▸ Work to complete
Copy out each line of the data holding "GOES".
▬▬▬
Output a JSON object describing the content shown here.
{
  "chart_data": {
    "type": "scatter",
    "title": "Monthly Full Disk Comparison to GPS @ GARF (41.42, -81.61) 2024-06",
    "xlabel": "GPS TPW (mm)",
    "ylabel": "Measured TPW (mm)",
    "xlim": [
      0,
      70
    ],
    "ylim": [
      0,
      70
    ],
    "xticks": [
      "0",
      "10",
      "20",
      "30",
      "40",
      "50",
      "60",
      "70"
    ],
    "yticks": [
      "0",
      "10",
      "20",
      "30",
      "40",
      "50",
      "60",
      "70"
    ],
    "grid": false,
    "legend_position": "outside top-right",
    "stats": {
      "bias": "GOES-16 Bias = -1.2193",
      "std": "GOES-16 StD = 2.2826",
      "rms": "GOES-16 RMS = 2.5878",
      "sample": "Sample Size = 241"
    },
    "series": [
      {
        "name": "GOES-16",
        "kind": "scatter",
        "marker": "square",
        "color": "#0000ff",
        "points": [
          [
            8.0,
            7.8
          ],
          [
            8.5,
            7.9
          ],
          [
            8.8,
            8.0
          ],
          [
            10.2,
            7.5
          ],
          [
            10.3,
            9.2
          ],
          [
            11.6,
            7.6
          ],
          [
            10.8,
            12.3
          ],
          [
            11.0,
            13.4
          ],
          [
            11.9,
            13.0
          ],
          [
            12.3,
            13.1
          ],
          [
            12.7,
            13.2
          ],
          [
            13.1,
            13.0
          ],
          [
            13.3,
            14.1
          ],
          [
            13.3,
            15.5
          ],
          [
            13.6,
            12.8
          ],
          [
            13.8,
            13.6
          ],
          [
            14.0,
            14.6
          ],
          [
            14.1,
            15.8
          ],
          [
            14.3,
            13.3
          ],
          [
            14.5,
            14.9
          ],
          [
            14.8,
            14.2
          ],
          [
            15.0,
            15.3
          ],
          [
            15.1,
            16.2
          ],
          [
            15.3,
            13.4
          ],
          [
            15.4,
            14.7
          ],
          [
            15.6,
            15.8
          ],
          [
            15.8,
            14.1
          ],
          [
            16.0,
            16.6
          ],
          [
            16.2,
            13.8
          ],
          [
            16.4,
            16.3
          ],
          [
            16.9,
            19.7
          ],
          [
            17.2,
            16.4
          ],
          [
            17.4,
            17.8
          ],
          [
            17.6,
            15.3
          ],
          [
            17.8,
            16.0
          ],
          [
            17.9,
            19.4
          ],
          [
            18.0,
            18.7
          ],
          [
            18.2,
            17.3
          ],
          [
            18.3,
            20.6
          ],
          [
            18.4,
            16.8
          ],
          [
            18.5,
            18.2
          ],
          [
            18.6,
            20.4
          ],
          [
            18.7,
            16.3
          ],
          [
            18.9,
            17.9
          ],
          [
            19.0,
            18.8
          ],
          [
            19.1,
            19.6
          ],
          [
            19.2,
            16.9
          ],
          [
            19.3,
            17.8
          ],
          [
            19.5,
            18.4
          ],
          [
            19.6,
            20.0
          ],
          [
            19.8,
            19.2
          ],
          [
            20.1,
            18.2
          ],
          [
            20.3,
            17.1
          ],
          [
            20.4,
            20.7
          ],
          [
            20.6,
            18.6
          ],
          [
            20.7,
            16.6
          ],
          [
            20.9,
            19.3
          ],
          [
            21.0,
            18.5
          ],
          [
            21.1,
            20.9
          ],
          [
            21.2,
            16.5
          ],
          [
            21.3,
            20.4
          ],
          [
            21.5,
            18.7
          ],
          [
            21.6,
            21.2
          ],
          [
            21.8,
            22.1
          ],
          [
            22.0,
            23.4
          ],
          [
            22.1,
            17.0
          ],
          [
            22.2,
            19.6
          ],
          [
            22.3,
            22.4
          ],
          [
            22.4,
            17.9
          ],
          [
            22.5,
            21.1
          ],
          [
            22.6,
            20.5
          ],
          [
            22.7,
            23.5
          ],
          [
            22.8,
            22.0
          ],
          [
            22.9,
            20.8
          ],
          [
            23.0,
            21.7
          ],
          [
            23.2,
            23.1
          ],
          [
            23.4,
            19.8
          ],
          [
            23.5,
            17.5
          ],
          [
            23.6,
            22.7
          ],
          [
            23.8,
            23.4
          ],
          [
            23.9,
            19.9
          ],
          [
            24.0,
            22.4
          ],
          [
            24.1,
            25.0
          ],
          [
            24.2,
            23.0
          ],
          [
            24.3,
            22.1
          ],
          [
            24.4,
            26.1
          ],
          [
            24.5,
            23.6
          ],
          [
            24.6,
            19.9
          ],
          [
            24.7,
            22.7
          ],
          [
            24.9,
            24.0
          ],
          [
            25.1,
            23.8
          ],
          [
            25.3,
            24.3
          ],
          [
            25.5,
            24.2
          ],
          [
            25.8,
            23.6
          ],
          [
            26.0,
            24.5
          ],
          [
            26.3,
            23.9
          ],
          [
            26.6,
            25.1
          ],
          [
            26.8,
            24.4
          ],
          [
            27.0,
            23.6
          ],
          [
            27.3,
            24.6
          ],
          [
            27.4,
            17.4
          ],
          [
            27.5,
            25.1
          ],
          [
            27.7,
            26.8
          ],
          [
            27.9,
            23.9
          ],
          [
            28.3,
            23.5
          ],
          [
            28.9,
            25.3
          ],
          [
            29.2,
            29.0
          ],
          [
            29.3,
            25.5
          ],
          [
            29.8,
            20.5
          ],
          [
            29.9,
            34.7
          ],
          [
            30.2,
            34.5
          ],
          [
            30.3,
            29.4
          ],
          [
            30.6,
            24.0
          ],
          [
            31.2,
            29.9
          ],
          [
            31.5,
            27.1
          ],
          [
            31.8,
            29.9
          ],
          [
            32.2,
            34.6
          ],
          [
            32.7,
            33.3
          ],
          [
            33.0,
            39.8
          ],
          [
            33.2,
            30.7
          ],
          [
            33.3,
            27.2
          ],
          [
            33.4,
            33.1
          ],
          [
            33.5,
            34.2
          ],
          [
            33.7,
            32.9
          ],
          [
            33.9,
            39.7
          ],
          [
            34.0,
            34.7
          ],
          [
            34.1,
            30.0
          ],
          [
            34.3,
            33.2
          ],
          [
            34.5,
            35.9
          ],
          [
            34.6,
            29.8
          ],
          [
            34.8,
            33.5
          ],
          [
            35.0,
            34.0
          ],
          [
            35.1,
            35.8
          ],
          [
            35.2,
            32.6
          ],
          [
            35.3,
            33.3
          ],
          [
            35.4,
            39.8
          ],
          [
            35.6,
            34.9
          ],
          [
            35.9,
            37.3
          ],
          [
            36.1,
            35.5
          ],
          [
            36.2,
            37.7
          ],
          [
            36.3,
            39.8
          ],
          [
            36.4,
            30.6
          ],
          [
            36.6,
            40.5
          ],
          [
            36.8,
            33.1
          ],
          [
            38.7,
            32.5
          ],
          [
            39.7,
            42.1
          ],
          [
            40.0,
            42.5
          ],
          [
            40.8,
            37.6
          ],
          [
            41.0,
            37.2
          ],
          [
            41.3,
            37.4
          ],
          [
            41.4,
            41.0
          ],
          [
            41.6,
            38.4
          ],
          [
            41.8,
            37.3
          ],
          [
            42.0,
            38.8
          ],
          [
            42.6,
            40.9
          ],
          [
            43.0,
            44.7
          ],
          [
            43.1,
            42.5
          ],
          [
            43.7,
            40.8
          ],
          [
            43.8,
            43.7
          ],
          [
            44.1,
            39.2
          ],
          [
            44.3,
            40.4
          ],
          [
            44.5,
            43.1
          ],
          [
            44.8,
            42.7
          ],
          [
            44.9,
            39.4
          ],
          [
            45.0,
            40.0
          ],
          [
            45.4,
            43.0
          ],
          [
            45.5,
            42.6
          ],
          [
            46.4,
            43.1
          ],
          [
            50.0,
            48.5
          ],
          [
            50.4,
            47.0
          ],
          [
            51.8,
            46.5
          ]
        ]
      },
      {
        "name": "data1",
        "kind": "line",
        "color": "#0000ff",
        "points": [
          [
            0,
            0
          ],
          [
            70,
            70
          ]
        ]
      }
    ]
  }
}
▬▬▬
▸ Solution to this task
      "bias": "GOES-16 Bias = -1.2193",
      "std": "GOES-16 StD = 2.2826",
      "rms": "GOES-16 RMS = 2.5878",
        "name": "GOES-16",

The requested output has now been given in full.